The input:
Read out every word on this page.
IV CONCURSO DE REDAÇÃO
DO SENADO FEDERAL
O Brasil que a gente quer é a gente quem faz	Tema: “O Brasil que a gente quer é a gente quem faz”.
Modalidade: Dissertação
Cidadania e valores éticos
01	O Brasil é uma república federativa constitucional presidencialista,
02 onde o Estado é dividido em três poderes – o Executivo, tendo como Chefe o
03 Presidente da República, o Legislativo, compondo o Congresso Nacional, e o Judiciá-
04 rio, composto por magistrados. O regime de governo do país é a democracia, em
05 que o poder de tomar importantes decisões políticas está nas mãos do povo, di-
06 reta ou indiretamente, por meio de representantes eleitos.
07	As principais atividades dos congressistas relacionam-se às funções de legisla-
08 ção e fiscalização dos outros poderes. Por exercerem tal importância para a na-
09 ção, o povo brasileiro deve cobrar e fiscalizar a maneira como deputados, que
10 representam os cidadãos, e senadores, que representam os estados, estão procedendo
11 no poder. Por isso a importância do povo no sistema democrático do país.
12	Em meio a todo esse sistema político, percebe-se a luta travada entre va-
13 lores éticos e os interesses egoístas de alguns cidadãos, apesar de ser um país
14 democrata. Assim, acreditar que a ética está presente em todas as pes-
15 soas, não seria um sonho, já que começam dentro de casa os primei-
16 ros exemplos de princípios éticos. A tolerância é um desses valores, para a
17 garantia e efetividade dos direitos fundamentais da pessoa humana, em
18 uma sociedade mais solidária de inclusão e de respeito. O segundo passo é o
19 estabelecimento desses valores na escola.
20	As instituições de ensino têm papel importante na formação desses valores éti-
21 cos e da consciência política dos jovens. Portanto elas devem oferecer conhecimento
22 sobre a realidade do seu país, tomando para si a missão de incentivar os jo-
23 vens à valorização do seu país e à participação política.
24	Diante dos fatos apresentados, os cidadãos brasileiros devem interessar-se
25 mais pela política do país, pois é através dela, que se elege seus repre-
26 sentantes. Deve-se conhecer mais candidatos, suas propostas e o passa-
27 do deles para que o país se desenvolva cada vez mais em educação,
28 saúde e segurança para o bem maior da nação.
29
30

...

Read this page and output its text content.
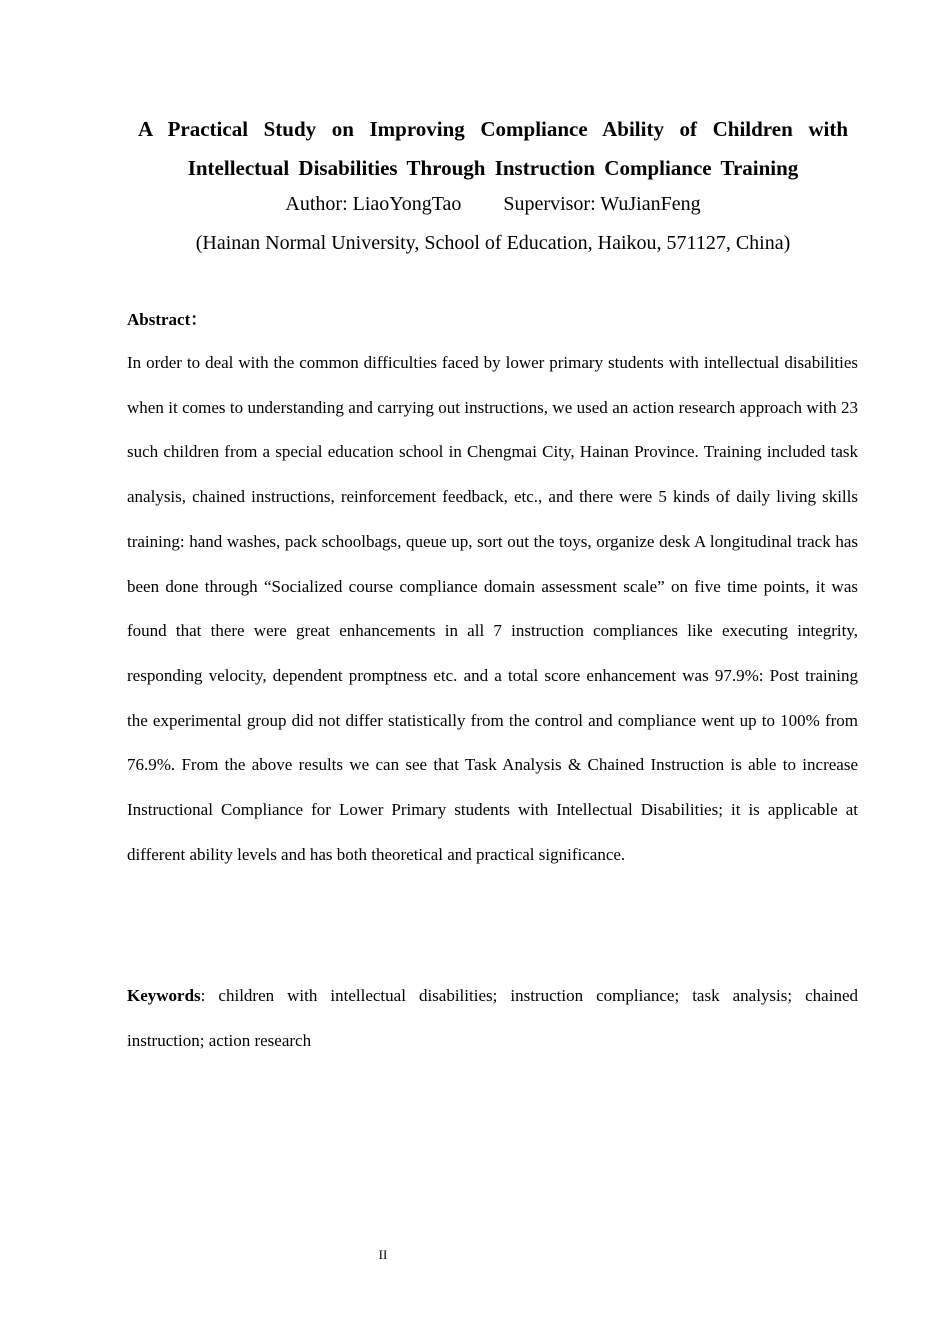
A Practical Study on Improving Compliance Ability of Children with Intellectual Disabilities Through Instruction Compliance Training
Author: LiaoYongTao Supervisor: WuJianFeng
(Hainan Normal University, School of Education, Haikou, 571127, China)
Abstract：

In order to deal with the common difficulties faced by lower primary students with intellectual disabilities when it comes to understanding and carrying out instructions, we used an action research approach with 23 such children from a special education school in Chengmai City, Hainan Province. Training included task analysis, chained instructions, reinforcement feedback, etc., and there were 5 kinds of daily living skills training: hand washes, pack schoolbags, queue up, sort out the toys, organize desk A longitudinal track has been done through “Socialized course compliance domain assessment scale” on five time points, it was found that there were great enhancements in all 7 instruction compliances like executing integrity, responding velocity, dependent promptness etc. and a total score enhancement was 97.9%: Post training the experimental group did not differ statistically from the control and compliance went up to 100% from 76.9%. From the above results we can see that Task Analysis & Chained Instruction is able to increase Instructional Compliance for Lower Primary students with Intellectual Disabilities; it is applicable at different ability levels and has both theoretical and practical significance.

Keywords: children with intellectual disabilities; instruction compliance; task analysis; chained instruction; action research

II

The task: State how many lines of the listing above include the word "research". Give nothing but the number.

Written solution: 2